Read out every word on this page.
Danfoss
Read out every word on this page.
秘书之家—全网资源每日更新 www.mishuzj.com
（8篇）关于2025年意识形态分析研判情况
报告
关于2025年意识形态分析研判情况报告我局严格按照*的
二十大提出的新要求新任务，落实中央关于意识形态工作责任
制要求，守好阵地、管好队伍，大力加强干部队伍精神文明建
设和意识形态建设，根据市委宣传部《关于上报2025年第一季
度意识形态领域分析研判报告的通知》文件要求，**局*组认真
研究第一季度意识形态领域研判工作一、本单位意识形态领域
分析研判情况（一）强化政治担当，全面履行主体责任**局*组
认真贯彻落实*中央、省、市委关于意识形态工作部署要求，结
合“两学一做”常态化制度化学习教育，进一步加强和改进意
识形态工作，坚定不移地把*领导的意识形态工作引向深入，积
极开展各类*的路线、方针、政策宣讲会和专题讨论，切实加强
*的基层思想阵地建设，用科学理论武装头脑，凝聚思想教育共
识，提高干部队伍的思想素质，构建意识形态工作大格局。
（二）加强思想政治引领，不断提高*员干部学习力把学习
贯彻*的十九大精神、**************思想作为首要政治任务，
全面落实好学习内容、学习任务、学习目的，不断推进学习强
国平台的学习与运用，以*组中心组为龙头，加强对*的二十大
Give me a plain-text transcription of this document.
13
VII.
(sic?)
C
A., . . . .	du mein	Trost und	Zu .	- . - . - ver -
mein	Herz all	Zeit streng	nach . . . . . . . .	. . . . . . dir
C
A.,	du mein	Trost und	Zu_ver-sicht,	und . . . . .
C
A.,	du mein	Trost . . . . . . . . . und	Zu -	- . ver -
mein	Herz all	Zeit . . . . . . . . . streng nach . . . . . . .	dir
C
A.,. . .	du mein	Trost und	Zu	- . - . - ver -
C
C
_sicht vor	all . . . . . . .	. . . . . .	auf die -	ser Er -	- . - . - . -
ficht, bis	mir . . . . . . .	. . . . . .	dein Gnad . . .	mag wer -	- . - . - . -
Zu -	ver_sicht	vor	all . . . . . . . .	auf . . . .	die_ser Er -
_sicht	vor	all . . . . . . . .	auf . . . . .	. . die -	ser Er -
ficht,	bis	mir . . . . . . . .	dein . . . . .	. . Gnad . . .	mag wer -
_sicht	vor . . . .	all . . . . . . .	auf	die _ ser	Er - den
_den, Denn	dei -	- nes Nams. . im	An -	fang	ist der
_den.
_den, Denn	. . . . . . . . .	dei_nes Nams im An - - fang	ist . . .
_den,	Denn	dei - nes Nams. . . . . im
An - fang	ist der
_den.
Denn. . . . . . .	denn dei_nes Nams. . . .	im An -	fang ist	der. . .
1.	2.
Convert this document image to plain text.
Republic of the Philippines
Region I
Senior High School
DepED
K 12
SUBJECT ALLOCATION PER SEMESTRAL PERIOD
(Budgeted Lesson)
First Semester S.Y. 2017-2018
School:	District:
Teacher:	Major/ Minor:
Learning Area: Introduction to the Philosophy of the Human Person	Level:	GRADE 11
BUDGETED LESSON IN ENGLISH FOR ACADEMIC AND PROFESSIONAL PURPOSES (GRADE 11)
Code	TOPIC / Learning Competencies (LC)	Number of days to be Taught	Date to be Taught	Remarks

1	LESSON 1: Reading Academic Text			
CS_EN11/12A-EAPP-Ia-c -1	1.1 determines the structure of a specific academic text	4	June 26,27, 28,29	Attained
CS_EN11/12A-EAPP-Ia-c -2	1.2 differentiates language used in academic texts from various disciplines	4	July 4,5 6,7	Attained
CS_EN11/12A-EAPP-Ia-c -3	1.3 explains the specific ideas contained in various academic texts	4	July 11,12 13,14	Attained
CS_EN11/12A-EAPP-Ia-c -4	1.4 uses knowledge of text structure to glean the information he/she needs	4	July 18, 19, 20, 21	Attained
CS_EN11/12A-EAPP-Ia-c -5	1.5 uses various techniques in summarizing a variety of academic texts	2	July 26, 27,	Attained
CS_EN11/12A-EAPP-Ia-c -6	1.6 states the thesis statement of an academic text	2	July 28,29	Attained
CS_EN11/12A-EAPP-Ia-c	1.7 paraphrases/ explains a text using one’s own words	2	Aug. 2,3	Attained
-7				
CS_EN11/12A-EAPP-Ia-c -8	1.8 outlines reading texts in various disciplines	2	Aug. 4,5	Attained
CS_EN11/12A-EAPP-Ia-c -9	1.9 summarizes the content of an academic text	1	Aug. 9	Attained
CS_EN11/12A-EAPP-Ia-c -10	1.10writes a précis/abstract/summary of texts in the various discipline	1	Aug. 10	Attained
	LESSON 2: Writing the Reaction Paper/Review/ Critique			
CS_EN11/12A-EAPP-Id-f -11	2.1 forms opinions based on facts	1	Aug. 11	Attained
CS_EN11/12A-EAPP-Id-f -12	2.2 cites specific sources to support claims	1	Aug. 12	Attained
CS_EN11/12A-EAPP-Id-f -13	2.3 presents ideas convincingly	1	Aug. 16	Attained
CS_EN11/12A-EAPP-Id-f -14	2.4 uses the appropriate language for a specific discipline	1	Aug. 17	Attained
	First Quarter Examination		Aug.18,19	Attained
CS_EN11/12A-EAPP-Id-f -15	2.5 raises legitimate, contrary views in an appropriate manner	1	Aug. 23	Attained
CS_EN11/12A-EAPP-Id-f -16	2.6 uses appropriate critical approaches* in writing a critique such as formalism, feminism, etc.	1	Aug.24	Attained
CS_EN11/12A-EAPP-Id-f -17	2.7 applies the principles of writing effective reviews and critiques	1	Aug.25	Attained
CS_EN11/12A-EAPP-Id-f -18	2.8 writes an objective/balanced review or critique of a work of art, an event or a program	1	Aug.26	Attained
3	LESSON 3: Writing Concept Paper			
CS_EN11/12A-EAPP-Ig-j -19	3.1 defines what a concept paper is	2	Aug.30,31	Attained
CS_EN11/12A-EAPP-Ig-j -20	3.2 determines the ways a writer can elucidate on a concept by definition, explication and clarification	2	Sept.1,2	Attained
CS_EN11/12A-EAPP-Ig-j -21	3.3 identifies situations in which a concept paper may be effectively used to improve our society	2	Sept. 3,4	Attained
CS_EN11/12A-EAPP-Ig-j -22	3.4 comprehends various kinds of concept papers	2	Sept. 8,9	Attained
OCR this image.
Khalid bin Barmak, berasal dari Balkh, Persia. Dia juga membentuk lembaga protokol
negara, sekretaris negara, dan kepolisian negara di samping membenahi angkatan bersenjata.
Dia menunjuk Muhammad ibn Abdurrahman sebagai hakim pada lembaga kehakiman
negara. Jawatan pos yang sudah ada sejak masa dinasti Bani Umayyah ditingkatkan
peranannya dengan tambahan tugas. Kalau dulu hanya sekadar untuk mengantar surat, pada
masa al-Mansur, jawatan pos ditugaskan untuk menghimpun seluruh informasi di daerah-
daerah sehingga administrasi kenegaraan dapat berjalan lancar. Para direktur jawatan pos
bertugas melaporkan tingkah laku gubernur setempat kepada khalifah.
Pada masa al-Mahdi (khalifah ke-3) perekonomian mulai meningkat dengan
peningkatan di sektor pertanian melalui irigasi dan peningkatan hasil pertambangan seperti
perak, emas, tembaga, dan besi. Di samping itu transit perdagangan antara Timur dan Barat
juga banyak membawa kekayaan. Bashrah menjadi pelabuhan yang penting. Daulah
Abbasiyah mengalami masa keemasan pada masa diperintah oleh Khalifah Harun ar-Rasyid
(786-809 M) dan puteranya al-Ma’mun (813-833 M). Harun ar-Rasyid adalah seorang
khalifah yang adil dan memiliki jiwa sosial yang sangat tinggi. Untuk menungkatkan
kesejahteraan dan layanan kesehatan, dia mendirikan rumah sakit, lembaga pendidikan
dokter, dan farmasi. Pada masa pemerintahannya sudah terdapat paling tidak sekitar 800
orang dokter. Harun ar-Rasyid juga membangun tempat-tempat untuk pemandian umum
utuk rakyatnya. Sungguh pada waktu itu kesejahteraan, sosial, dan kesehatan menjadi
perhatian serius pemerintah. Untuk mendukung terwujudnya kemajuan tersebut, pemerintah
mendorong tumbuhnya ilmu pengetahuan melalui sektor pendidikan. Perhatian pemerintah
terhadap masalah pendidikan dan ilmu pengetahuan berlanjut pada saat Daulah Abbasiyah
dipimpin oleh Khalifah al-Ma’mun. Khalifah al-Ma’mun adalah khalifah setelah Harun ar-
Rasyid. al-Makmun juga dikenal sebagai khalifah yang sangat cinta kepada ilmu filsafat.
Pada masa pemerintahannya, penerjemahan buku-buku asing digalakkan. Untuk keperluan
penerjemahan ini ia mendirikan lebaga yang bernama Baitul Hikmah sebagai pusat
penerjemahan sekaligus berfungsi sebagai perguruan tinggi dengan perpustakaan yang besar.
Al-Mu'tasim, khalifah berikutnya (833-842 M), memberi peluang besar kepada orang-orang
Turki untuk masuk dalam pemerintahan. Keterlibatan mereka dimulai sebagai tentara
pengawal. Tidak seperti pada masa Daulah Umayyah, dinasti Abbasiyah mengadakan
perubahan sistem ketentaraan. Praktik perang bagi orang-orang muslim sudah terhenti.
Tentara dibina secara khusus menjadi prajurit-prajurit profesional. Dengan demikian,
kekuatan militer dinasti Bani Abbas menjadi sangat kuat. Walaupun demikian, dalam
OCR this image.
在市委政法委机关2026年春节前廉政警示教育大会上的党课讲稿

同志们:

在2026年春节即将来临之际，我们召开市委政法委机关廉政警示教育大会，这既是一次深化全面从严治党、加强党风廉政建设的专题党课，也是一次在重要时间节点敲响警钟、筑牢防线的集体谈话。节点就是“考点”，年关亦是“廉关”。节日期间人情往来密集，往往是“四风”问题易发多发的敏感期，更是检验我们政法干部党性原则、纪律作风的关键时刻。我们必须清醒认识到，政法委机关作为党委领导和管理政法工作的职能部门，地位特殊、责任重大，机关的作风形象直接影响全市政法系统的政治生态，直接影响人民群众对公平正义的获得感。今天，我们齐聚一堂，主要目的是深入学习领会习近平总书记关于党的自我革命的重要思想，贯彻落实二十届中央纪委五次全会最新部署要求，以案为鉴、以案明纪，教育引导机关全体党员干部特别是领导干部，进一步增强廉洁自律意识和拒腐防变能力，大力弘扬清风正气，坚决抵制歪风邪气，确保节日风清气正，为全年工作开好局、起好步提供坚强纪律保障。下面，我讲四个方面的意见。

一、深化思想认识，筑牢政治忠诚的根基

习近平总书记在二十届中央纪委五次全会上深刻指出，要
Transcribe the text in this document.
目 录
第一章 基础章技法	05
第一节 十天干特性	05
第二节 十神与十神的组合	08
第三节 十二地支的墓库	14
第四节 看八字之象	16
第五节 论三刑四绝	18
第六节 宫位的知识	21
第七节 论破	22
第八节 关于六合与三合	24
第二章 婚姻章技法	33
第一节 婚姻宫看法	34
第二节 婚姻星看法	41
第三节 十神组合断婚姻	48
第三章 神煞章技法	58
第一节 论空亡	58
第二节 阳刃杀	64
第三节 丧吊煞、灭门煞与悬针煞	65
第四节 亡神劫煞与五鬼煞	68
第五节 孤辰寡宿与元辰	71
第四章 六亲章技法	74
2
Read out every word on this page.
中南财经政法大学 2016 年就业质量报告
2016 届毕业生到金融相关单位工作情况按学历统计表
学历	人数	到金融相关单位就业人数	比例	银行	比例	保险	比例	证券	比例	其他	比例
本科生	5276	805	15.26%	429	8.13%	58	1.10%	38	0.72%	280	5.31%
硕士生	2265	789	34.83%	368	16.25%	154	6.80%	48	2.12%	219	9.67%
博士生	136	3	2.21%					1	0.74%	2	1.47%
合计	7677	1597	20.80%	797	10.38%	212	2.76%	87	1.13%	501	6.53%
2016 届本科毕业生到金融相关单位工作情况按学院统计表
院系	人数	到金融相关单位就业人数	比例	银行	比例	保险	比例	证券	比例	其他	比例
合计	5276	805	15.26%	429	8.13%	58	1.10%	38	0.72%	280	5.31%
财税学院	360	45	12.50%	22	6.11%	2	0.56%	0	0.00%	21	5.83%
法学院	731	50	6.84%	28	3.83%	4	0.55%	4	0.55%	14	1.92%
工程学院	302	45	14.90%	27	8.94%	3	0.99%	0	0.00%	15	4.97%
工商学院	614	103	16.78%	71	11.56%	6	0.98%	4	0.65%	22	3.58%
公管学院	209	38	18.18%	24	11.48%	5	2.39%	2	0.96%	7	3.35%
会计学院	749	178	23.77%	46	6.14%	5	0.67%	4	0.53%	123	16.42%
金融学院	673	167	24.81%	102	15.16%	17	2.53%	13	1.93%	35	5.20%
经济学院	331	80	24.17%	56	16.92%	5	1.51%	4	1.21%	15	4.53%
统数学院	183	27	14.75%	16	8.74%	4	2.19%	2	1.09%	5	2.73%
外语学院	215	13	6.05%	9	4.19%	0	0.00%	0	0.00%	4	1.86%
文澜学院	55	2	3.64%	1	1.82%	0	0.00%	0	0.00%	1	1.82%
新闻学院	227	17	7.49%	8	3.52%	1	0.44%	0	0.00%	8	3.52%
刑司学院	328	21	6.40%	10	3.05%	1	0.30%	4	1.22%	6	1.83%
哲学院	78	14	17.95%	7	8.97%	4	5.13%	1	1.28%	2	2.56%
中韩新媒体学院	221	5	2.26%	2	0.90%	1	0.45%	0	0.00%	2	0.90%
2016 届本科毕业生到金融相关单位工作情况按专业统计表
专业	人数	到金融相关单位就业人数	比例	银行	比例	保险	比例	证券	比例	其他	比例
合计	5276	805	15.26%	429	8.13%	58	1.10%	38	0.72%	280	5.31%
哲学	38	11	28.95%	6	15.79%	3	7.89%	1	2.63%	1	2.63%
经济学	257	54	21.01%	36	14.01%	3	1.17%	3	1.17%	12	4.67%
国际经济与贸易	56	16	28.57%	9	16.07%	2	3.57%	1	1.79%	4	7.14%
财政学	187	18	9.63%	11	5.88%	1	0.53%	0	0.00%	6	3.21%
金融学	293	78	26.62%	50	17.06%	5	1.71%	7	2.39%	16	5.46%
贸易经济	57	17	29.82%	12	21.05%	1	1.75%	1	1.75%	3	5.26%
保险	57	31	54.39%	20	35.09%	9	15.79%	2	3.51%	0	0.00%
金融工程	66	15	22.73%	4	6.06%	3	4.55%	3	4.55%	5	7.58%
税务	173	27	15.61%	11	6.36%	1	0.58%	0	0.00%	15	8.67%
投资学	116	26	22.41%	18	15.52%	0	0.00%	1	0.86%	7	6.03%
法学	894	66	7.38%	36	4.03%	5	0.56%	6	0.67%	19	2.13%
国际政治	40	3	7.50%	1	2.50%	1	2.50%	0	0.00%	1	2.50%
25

++++

■ **Requirements**
Give only the number of lines in the data that hold the word "Gnad".

■ **Answer to the exercise**
2